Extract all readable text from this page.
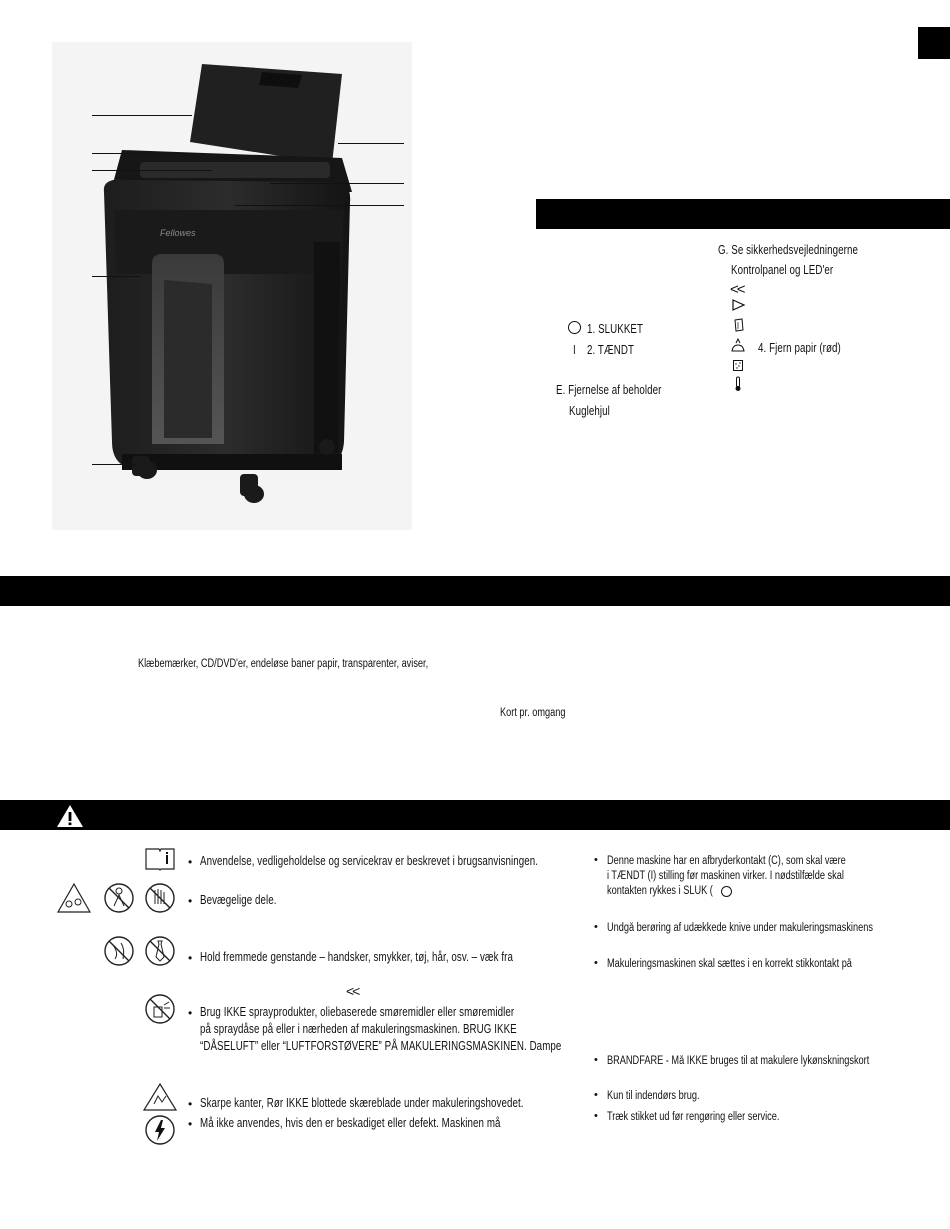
Fellowes
G. Se sikkerhedsvejledningerne
Kontrolpanel og LED'er
<<
4. Fjern papir (rød)
1. SLUKKET
I 2. TÆNDT
E. Fjernelse af beholder
Kuglehjul
Klæbemærker, CD/DVD'er, endeløse baner papir, transparenter, aviser,
Kort pr. omgang
• Anvendelse, vedligeholdelse og servicekrav er beskrevet i brugsanvisningen.
• Bevægelige dele.
• Hold fremmede genstande – handsker, smykker, tøj, hår, osv. – væk fra
<<
• Brug IKKE sprayprodukter, oliebaserede smøremidler eller smøremidler
på spraydåse på eller i nærheden af makuleringsmaskinen. BRUG IKKE
“DÅSELUFT” eller “LUFTFORSTØVERE” PÅ MAKULERINGSMASKINEN. Dampe
• Skarpe kanter, Rør IKKE blottede skæreblade under makuleringshovedet.
• Må ikke anvendes, hvis den er beskadiget eller defekt. Maskinen må
• Denne maskine har en afbryderkontakt (C), som skal være
i TÆNDT (I) stilling før maskinen virker. I nødstilfælde skal
kontakten rykkes i SLUK (
• Undgå berøring af udækkede knive under makuleringsmaskinens
• Makuleringsmaskinen skal sættes i en korrekt stikkontakt på
• BRANDFARE - Må IKKE bruges til at makulere lykønskningskort
• Kun til indendørs brug.
• Træk stikket ud før rengøring eller service.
········
• WHAT TO DO: Report how many lines in the data include the word "TÆNDT", and give nothing but the count.

• PROBLEM SOLUTION: 2